Take every line that has the string "METEOGIORNALE" and copy it out.

--- INPUT ---

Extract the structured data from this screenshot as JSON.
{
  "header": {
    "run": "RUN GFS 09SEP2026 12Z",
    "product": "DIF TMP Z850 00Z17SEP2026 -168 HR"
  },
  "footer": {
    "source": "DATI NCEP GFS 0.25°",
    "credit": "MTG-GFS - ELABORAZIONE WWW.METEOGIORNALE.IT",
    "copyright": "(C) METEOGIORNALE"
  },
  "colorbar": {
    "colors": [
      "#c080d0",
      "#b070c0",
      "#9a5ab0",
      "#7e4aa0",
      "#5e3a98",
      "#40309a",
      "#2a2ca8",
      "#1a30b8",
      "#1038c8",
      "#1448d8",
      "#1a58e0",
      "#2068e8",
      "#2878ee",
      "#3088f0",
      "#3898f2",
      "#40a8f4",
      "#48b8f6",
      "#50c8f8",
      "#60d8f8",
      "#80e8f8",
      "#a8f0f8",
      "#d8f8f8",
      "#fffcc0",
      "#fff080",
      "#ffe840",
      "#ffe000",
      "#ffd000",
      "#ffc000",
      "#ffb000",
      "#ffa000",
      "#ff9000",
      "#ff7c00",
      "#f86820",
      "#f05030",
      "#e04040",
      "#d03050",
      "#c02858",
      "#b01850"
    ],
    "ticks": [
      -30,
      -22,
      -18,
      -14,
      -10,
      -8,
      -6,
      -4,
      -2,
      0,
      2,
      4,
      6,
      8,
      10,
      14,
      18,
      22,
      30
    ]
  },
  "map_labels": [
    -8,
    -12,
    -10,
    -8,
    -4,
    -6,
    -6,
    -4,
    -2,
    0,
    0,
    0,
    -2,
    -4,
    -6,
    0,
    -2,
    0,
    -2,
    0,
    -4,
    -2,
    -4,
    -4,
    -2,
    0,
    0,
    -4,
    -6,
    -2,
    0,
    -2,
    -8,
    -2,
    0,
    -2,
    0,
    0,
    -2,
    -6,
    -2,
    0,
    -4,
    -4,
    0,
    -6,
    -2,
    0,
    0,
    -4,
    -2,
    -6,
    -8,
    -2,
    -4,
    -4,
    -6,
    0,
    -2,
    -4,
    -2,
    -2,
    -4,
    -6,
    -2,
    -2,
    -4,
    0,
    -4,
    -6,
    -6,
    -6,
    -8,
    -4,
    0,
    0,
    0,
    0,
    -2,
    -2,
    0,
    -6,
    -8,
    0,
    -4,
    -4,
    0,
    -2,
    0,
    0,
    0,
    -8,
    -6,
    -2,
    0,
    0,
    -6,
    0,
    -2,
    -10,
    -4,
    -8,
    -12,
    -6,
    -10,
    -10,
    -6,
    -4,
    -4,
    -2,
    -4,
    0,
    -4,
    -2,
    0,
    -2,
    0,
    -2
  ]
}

---

**WORKED ANSWER**
    "credit": "MTG-GFS - ELABORAZIONE WWW.METEOGIORNALE.IT",
    "copyright": "(C) METEOGIORNALE"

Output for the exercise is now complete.